Data lines:
------------

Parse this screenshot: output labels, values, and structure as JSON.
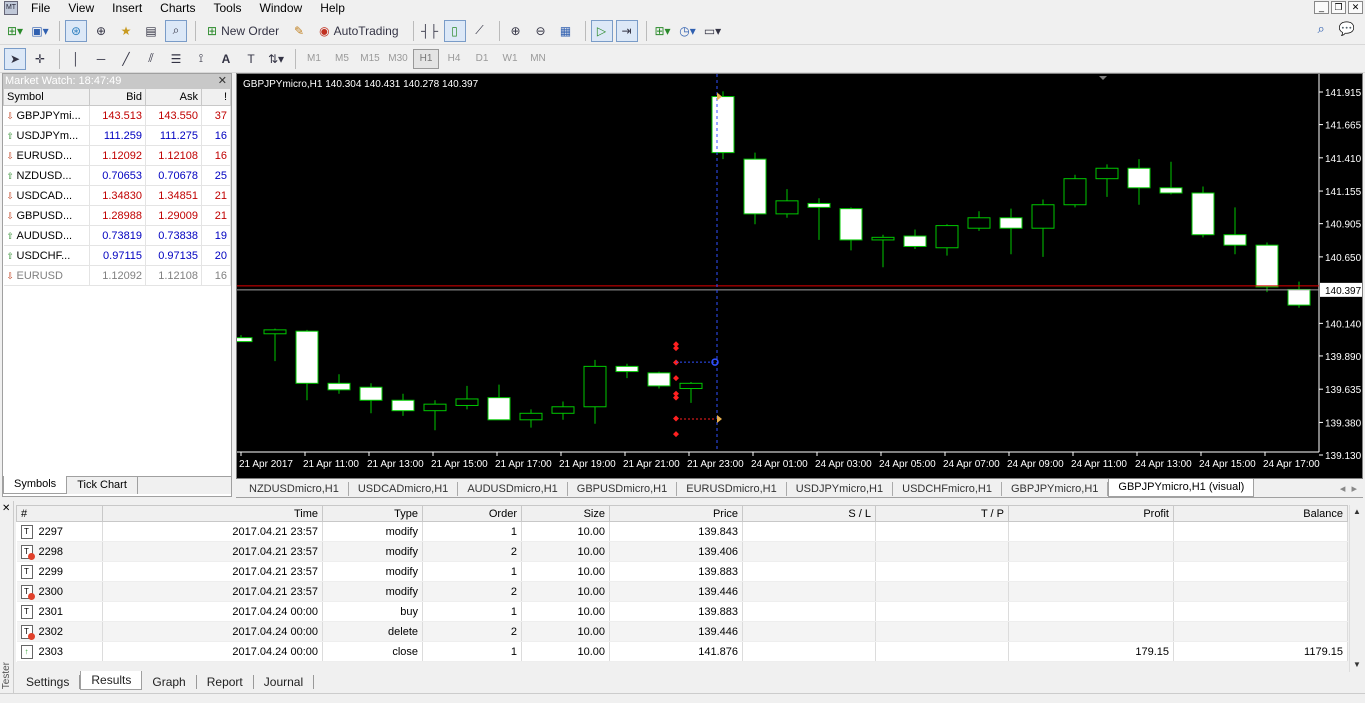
{
  "menu": {
    "items": [
      "File",
      "View",
      "Insert",
      "Charts",
      "Tools",
      "Window",
      "Help"
    ]
  },
  "toolbar": {
    "new_order_label": "New Order",
    "autotrading_label": "AutoTrading",
    "timeframes": [
      "M1",
      "M5",
      "M15",
      "M30",
      "H1",
      "H4",
      "D1",
      "W1",
      "MN"
    ],
    "active_timeframe": "H1"
  },
  "market_watch": {
    "title": "Market Watch: 18:47:49",
    "columns": [
      "Symbol",
      "Bid",
      "Ask",
      "!"
    ],
    "rows": [
      {
        "symbol": "GBPJPYmi...",
        "bid": "143.513",
        "ask": "143.550",
        "spread": "37",
        "dir": "down"
      },
      {
        "symbol": "USDJPYm...",
        "bid": "111.259",
        "ask": "111.275",
        "spread": "16",
        "dir": "up"
      },
      {
        "symbol": "EURUSD...",
        "bid": "1.12092",
        "ask": "1.12108",
        "spread": "16",
        "dir": "down"
      },
      {
        "symbol": "NZDUSD...",
        "bid": "0.70653",
        "ask": "0.70678",
        "spread": "25",
        "dir": "up"
      },
      {
        "symbol": "USDCAD...",
        "bid": "1.34830",
        "ask": "1.34851",
        "spread": "21",
        "dir": "down"
      },
      {
        "symbol": "GBPUSD...",
        "bid": "1.28988",
        "ask": "1.29009",
        "spread": "21",
        "dir": "down"
      },
      {
        "symbol": "AUDUSD...",
        "bid": "0.73819",
        "ask": "0.73838",
        "spread": "19",
        "dir": "up"
      },
      {
        "symbol": "USDCHF...",
        "bid": "0.97115",
        "ask": "0.97135",
        "spread": "20",
        "dir": "up"
      },
      {
        "symbol": "EURUSD",
        "bid": "1.12092",
        "ask": "1.12108",
        "spread": "16",
        "dir": "down-gray"
      }
    ],
    "tabs": [
      "Symbols",
      "Tick Chart"
    ]
  },
  "chart": {
    "header": "GBPJPYmicro,H1  140.304 140.431 140.278 140.397",
    "current_price": "140.397",
    "price_ticks": [
      "141.915",
      "141.665",
      "141.410",
      "141.155",
      "140.905",
      "140.650",
      "140.140",
      "139.890",
      "139.635",
      "139.380",
      "139.130"
    ],
    "time_ticks": [
      "21 Apr 2017",
      "21 Apr 11:00",
      "21 Apr 13:00",
      "21 Apr 15:00",
      "21 Apr 17:00",
      "21 Apr 19:00",
      "21 Apr 21:00",
      "21 Apr 23:00",
      "24 Apr 01:00",
      "24 Apr 03:00",
      "24 Apr 05:00",
      "24 Apr 07:00",
      "24 Apr 09:00",
      "24 Apr 11:00",
      "24 Apr 13:00",
      "24 Apr 15:00",
      "24 Apr 17:00"
    ],
    "colors": {
      "background": "#000000",
      "bull_fill": "#000000",
      "bear_fill": "#ffffff",
      "wick": "#00c800",
      "price_line": "#e00000",
      "crosshair": "#3050ff"
    }
  },
  "chart_tabs": {
    "items": [
      "NZDUSDmicro,H1",
      "USDCADmicro,H1",
      "AUDUSDmicro,H1",
      "GBPUSDmicro,H1",
      "EURUSDmicro,H1",
      "USDJPYmicro,H1",
      "USDCHFmicro,H1",
      "GBPJPYmicro,H1",
      "GBPJPYmicro,H1 (visual)"
    ],
    "active": "GBPJPYmicro,H1 (visual)"
  },
  "results": {
    "columns": [
      "#",
      "Time",
      "Type",
      "Order",
      "Size",
      "Price",
      "S / L",
      "T / P",
      "Profit",
      "Balance"
    ],
    "rows": [
      {
        "id": "2297",
        "time": "2017.04.21 23:57",
        "type": "modify",
        "order": "1",
        "size": "10.00",
        "price": "139.843",
        "sl": "",
        "tp": "",
        "profit": "",
        "balance": "",
        "icon": "modify-buy"
      },
      {
        "id": "2298",
        "time": "2017.04.21 23:57",
        "type": "modify",
        "order": "2",
        "size": "10.00",
        "price": "139.406",
        "sl": "",
        "tp": "",
        "profit": "",
        "balance": "",
        "icon": "modify-sell"
      },
      {
        "id": "2299",
        "time": "2017.04.21 23:57",
        "type": "modify",
        "order": "1",
        "size": "10.00",
        "price": "139.883",
        "sl": "",
        "tp": "",
        "profit": "",
        "balance": "",
        "icon": "modify-buy"
      },
      {
        "id": "2300",
        "time": "2017.04.21 23:57",
        "type": "modify",
        "order": "2",
        "size": "10.00",
        "price": "139.446",
        "sl": "",
        "tp": "",
        "profit": "",
        "balance": "",
        "icon": "modify-sell"
      },
      {
        "id": "2301",
        "time": "2017.04.24 00:00",
        "type": "buy",
        "order": "1",
        "size": "10.00",
        "price": "139.883",
        "sl": "",
        "tp": "",
        "profit": "",
        "balance": "",
        "icon": "buy"
      },
      {
        "id": "2302",
        "time": "2017.04.24 00:00",
        "type": "delete",
        "order": "2",
        "size": "10.00",
        "price": "139.446",
        "sl": "",
        "tp": "",
        "profit": "",
        "balance": "",
        "icon": "delete"
      },
      {
        "id": "2303",
        "time": "2017.04.24 00:00",
        "type": "close",
        "order": "1",
        "size": "10.00",
        "price": "141.876",
        "sl": "",
        "tp": "",
        "profit": "179.15",
        "balance": "1179.15",
        "icon": "close"
      }
    ]
  },
  "tester": {
    "side_label": "Tester",
    "tabs": [
      "Settings",
      "Results",
      "Graph",
      "Report",
      "Journal"
    ],
    "active_tab": "Results"
  },
  "chart_data": {
    "type": "candlestick",
    "symbol": "GBPJPYmicro",
    "timeframe": "H1",
    "ylim": [
      139.13,
      142.0
    ],
    "candles": [
      {
        "o": 140.03,
        "h": 140.05,
        "l": 140.0,
        "c": 140.0
      },
      {
        "o": 140.06,
        "h": 140.1,
        "l": 139.85,
        "c": 140.09
      },
      {
        "o": 140.08,
        "h": 140.09,
        "l": 139.55,
        "c": 139.68
      },
      {
        "o": 139.68,
        "h": 139.75,
        "l": 139.6,
        "c": 139.63
      },
      {
        "o": 139.65,
        "h": 139.68,
        "l": 139.45,
        "c": 139.55
      },
      {
        "o": 139.55,
        "h": 139.6,
        "l": 139.43,
        "c": 139.47
      },
      {
        "o": 139.47,
        "h": 139.55,
        "l": 139.32,
        "c": 139.52
      },
      {
        "o": 139.51,
        "h": 139.66,
        "l": 139.48,
        "c": 139.56
      },
      {
        "o": 139.57,
        "h": 139.67,
        "l": 139.43,
        "c": 139.4
      },
      {
        "o": 139.4,
        "h": 139.48,
        "l": 139.34,
        "c": 139.45
      },
      {
        "o": 139.45,
        "h": 139.54,
        "l": 139.4,
        "c": 139.5
      },
      {
        "o": 139.5,
        "h": 139.86,
        "l": 139.37,
        "c": 139.81
      },
      {
        "o": 139.81,
        "h": 139.83,
        "l": 139.72,
        "c": 139.77
      },
      {
        "o": 139.76,
        "h": 139.77,
        "l": 139.64,
        "c": 139.66
      },
      {
        "o": 139.64,
        "h": 139.69,
        "l": 139.53,
        "c": 139.68
      },
      {
        "o": 141.88,
        "h": 141.92,
        "l": 141.4,
        "c": 141.45
      },
      {
        "o": 141.4,
        "h": 141.45,
        "l": 140.9,
        "c": 140.98
      },
      {
        "o": 140.98,
        "h": 141.17,
        "l": 140.95,
        "c": 141.08
      },
      {
        "o": 141.06,
        "h": 141.1,
        "l": 140.78,
        "c": 141.03
      },
      {
        "o": 141.02,
        "h": 141.03,
        "l": 140.7,
        "c": 140.78
      },
      {
        "o": 140.78,
        "h": 140.82,
        "l": 140.57,
        "c": 140.8
      },
      {
        "o": 140.81,
        "h": 140.86,
        "l": 140.71,
        "c": 140.73
      },
      {
        "o": 140.72,
        "h": 140.9,
        "l": 140.66,
        "c": 140.89
      },
      {
        "o": 140.87,
        "h": 141.0,
        "l": 140.85,
        "c": 140.95
      },
      {
        "o": 140.95,
        "h": 141.02,
        "l": 140.67,
        "c": 140.87
      },
      {
        "o": 140.87,
        "h": 141.09,
        "l": 140.65,
        "c": 141.05
      },
      {
        "o": 141.05,
        "h": 141.28,
        "l": 141.03,
        "c": 141.25
      },
      {
        "o": 141.25,
        "h": 141.36,
        "l": 141.11,
        "c": 141.33
      },
      {
        "o": 141.33,
        "h": 141.4,
        "l": 141.05,
        "c": 141.18
      },
      {
        "o": 141.18,
        "h": 141.38,
        "l": 141.13,
        "c": 141.14
      },
      {
        "o": 141.14,
        "h": 141.19,
        "l": 140.8,
        "c": 140.82
      },
      {
        "o": 140.82,
        "h": 141.03,
        "l": 140.67,
        "c": 140.74
      },
      {
        "o": 140.74,
        "h": 140.76,
        "l": 140.38,
        "c": 140.42
      },
      {
        "o": 140.4,
        "h": 140.46,
        "l": 140.26,
        "c": 140.28
      }
    ]
  }
}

------------

Your instructions:
Filter the entries above down to the lines containing the word "icon".

Answer to this problem:
        "icon": "modify-buy"
        "icon": "modify-sell"
        "icon": "modify-buy"
        "icon": "modify-sell"
        "icon": "buy"
        "icon": "delete"
        "icon": "close"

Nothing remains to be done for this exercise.